─── Data shown

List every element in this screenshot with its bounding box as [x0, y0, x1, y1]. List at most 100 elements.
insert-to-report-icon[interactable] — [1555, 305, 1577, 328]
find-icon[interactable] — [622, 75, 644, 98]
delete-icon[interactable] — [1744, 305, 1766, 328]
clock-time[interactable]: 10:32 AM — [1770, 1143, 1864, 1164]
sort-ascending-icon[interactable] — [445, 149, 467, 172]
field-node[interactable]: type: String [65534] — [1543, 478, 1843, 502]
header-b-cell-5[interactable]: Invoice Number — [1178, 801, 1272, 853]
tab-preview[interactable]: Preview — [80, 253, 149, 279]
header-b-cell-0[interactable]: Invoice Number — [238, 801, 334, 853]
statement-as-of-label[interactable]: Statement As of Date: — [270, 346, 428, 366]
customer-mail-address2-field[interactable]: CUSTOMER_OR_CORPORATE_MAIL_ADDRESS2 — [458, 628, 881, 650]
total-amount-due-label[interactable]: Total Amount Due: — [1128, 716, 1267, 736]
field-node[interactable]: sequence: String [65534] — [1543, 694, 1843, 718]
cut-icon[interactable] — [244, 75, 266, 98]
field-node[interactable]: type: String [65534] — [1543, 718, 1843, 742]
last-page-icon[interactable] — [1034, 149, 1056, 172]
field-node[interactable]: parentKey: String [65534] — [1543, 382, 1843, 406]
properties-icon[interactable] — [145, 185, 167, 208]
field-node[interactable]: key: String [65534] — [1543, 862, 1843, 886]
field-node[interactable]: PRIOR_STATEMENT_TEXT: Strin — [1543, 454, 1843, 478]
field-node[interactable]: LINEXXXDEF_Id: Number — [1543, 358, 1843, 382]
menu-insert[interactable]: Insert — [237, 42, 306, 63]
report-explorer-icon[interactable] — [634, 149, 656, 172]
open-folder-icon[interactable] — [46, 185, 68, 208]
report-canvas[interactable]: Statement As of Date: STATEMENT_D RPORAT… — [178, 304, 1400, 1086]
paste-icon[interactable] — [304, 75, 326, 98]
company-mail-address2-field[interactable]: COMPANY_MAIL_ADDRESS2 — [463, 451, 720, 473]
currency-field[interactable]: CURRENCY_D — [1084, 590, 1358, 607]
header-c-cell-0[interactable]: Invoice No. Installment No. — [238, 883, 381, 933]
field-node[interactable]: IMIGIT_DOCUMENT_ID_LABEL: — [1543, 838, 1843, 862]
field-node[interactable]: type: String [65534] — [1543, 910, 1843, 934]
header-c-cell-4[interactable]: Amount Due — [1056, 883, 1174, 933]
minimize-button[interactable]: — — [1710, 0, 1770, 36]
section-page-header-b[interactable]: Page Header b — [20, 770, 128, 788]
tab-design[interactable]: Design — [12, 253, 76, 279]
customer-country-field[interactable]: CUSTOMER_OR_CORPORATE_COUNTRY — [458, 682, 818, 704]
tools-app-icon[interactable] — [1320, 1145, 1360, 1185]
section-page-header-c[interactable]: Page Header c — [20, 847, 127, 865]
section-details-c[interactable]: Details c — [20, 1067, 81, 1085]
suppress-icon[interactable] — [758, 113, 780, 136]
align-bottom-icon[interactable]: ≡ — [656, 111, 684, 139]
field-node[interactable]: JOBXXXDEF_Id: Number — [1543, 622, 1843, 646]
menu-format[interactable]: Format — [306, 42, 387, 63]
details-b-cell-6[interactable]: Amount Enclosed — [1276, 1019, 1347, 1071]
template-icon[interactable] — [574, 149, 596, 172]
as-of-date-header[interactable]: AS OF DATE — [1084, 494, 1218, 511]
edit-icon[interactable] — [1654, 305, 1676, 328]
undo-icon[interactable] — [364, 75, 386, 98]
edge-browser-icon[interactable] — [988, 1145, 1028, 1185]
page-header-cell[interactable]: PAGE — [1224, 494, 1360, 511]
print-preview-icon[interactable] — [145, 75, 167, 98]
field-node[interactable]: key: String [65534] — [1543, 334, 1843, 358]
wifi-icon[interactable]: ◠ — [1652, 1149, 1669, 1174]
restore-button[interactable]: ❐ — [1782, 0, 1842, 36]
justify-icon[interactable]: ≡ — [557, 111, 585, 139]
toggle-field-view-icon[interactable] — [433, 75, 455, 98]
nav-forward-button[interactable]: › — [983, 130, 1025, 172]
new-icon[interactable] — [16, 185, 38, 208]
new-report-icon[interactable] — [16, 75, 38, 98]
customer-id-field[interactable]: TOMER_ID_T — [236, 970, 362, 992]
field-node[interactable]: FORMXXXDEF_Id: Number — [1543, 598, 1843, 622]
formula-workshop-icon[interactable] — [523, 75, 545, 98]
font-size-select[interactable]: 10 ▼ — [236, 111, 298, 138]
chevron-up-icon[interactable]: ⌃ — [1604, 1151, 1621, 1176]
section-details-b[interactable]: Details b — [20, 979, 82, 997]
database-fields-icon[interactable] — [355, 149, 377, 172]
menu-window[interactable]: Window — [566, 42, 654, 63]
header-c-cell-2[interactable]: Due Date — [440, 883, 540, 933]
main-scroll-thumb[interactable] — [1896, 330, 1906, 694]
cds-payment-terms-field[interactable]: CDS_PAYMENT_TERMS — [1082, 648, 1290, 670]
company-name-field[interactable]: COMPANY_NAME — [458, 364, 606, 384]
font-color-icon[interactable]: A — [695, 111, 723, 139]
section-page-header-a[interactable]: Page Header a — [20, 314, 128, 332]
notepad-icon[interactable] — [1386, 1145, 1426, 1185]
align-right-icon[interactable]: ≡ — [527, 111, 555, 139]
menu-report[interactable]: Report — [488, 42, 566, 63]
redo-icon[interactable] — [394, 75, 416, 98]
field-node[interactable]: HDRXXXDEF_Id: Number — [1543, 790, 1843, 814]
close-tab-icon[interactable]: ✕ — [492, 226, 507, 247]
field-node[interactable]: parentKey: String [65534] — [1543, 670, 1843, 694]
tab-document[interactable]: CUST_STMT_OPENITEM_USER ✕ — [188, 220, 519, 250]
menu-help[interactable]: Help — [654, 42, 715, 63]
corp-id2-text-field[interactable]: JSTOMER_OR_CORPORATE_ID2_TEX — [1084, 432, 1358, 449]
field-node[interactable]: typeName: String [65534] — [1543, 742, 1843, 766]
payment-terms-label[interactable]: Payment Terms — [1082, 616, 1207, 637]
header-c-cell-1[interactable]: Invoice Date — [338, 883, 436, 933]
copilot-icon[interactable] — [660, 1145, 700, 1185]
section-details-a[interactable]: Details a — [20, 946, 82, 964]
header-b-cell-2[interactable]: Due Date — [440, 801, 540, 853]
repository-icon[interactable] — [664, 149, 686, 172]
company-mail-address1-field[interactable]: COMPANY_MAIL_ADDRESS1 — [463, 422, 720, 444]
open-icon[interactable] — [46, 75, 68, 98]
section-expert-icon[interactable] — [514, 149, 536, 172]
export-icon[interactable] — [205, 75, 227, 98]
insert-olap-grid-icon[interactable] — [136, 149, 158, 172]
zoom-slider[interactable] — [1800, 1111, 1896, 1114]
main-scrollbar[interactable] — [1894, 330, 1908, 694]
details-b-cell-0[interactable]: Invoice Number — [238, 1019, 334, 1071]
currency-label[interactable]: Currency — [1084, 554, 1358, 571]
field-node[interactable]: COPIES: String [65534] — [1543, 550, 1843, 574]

──────

#### Directions for this task:
Please retype every line of the items above word for word.

#### Task result:
List every element in this screenshot with its bounding box as [x0, y0, x1, y1]. List at most 100 elements.
insert-to-report-icon[interactable] — [1555, 305, 1577, 328]
find-icon[interactable] — [622, 75, 644, 98]
delete-icon[interactable] — [1744, 305, 1766, 328]
clock-time[interactable]: 10:32 AM — [1770, 1143, 1864, 1164]
sort-ascending-icon[interactable] — [445, 149, 467, 172]
field-node[interactable]: type: String [65534] — [1543, 478, 1843, 502]
header-b-cell-5[interactable]: Invoice Number — [1178, 801, 1272, 853]
tab-preview[interactable]: Preview — [80, 253, 149, 279]
header-b-cell-0[interactable]: Invoice Number — [238, 801, 334, 853]
statement-as-of-label[interactable]: Statement As of Date: — [270, 346, 428, 366]
customer-mail-address2-field[interactable]: CUSTOMER_OR_CORPORATE_MAIL_ADDRESS2 — [458, 628, 881, 650]
total-amount-due-label[interactable]: Total Amount Due: — [1128, 716, 1267, 736]
field-node[interactable]: sequence: String [65534] — [1543, 694, 1843, 718]
cut-icon[interactable] — [244, 75, 266, 98]
field-node[interactable]: type: String [65534] — [1543, 718, 1843, 742]
last-page-icon[interactable] — [1034, 149, 1056, 172]
field-node[interactable]: parentKey: String [65534] — [1543, 382, 1843, 406]
properties-icon[interactable] — [145, 185, 167, 208]
field-node[interactable]: key: String [65534] — [1543, 862, 1843, 886]
field-node[interactable]: PRIOR_STATEMENT_TEXT: Strin — [1543, 454, 1843, 478]
field-node[interactable]: LINEXXXDEF_Id: Number — [1543, 358, 1843, 382]
menu-insert[interactable]: Insert — [237, 42, 306, 63]
report-explorer-icon[interactable] — [634, 149, 656, 172]
open-folder-icon[interactable] — [46, 185, 68, 208]
report-canvas[interactable]: Statement As of Date: STATEMENT_D RPORAT… — [178, 304, 1400, 1086]
paste-icon[interactable] — [304, 75, 326, 98]
company-mail-address2-field[interactable]: COMPANY_MAIL_ADDRESS2 — [463, 451, 720, 473]
currency-field[interactable]: CURRENCY_D — [1084, 590, 1358, 607]
header-c-cell-0[interactable]: Invoice No. Installment No. — [238, 883, 381, 933]
field-node[interactable]: IMIGIT_DOCUMENT_ID_LABEL: — [1543, 838, 1843, 862]
field-node[interactable]: type: String [65534] — [1543, 910, 1843, 934]
header-c-cell-4[interactable]: Amount Due — [1056, 883, 1174, 933]
minimize-button[interactable]: — — [1710, 0, 1770, 36]
section-page-header-b[interactable]: Page Header b — [20, 770, 128, 788]
tab-design[interactable]: Design — [12, 253, 76, 279]
customer-country-field[interactable]: CUSTOMER_OR_CORPORATE_COUNTRY — [458, 682, 818, 704]
tools-app-icon[interactable] — [1320, 1145, 1360, 1185]
section-page-header-c[interactable]: Page Header c — [20, 847, 127, 865]
section-details-c[interactable]: Details c — [20, 1067, 81, 1085]
suppress-icon[interactable] — [758, 113, 780, 136]
align-bottom-icon[interactable]: ≡ — [656, 111, 684, 139]
field-node[interactable]: JOBXXXDEF_Id: Number — [1543, 622, 1843, 646]
menu-format[interactable]: Format — [306, 42, 387, 63]
details-b-cell-6[interactable]: Amount Enclosed — [1276, 1019, 1347, 1071]
template-icon[interactable] — [574, 149, 596, 172]
as-of-date-header[interactable]: AS OF DATE — [1084, 494, 1218, 511]
edit-icon[interactable] — [1654, 305, 1676, 328]
undo-icon[interactable] — [364, 75, 386, 98]
edge-browser-icon[interactable] — [988, 1145, 1028, 1185]
page-header-cell[interactable]: PAGE — [1224, 494, 1360, 511]
print-preview-icon[interactable] — [145, 75, 167, 98]
field-node[interactable]: key: String [65534] — [1543, 334, 1843, 358]
wifi-icon[interactable]: ◠ — [1652, 1149, 1669, 1174]
restore-button[interactable]: ❐ — [1782, 0, 1842, 36]
justify-icon[interactable]: ≡ — [557, 111, 585, 139]
toggle-field-view-icon[interactable] — [433, 75, 455, 98]
nav-forward-button[interactable]: › — [983, 130, 1025, 172]
new-icon[interactable] — [16, 185, 38, 208]
new-report-icon[interactable] — [16, 75, 38, 98]
customer-id-field[interactable]: TOMER_ID_T — [236, 970, 362, 992]
field-node[interactable]: FORMXXXDEF_Id: Number — [1543, 598, 1843, 622]
formula-workshop-icon[interactable] — [523, 75, 545, 98]
font-size-select[interactable]: 10 ▼ — [236, 111, 298, 138]
chevron-up-icon[interactable]: ⌃ — [1604, 1151, 1621, 1176]
section-details-b[interactable]: Details b — [20, 979, 82, 997]
database-fields-icon[interactable] — [355, 149, 377, 172]
menu-window[interactable]: Window — [566, 42, 654, 63]
header-c-cell-2[interactable]: Due Date — [440, 883, 540, 933]
main-scroll-thumb[interactable] — [1896, 330, 1906, 694]
cds-payment-terms-field[interactable]: CDS_PAYMENT_TERMS — [1082, 648, 1290, 670]
company-name-field[interactable]: COMPANY_NAME — [458, 364, 606, 384]
font-color-icon[interactable]: A — [695, 111, 723, 139]
section-page-header-a[interactable]: Page Header a — [20, 314, 128, 332]
notepad-icon[interactable] — [1386, 1145, 1426, 1185]
align-right-icon[interactable]: ≡ — [527, 111, 555, 139]
menu-report[interactable]: Report — [488, 42, 566, 63]
redo-icon[interactable] — [394, 75, 416, 98]
field-node[interactable]: HDRXXXDEF_Id: Number — [1543, 790, 1843, 814]
close-tab-icon[interactable]: ✕ — [492, 226, 507, 247]
field-node[interactable]: parentKey: String [65534] — [1543, 670, 1843, 694]
tab-document[interactable]: CUST_STMT_OPENITEM_USER ✕ — [188, 220, 519, 250]
menu-help[interactable]: Help — [654, 42, 715, 63]
corp-id2-text-field[interactable]: JSTOMER_OR_CORPORATE_ID2_TEX — [1084, 432, 1358, 449]
field-node[interactable]: typeName: String [65534] — [1543, 742, 1843, 766]
payment-terms-label[interactable]: Payment Terms — [1082, 616, 1207, 637]
header-c-cell-1[interactable]: Invoice Date — [338, 883, 436, 933]
copilot-icon[interactable] — [660, 1145, 700, 1185]
section-details-a[interactable]: Details a — [20, 946, 82, 964]
header-b-cell-2[interactable]: Due Date — [440, 801, 540, 853]
repository-icon[interactable] — [664, 149, 686, 172]
company-mail-address1-field[interactable]: COMPANY_MAIL_ADDRESS1 — [463, 422, 720, 444]
open-icon[interactable] — [46, 75, 68, 98]
section-expert-icon[interactable] — [514, 149, 536, 172]
export-icon[interactable] — [205, 75, 227, 98]
insert-olap-grid-icon[interactable] — [136, 149, 158, 172]
zoom-slider[interactable] — [1800, 1111, 1896, 1114]
main-scrollbar[interactable] — [1894, 330, 1908, 694]
details-b-cell-0[interactable]: Invoice Number — [238, 1019, 334, 1071]
currency-label[interactable]: Currency — [1084, 554, 1358, 571]
field-node[interactable]: COPIES: String [65534] — [1543, 550, 1843, 574]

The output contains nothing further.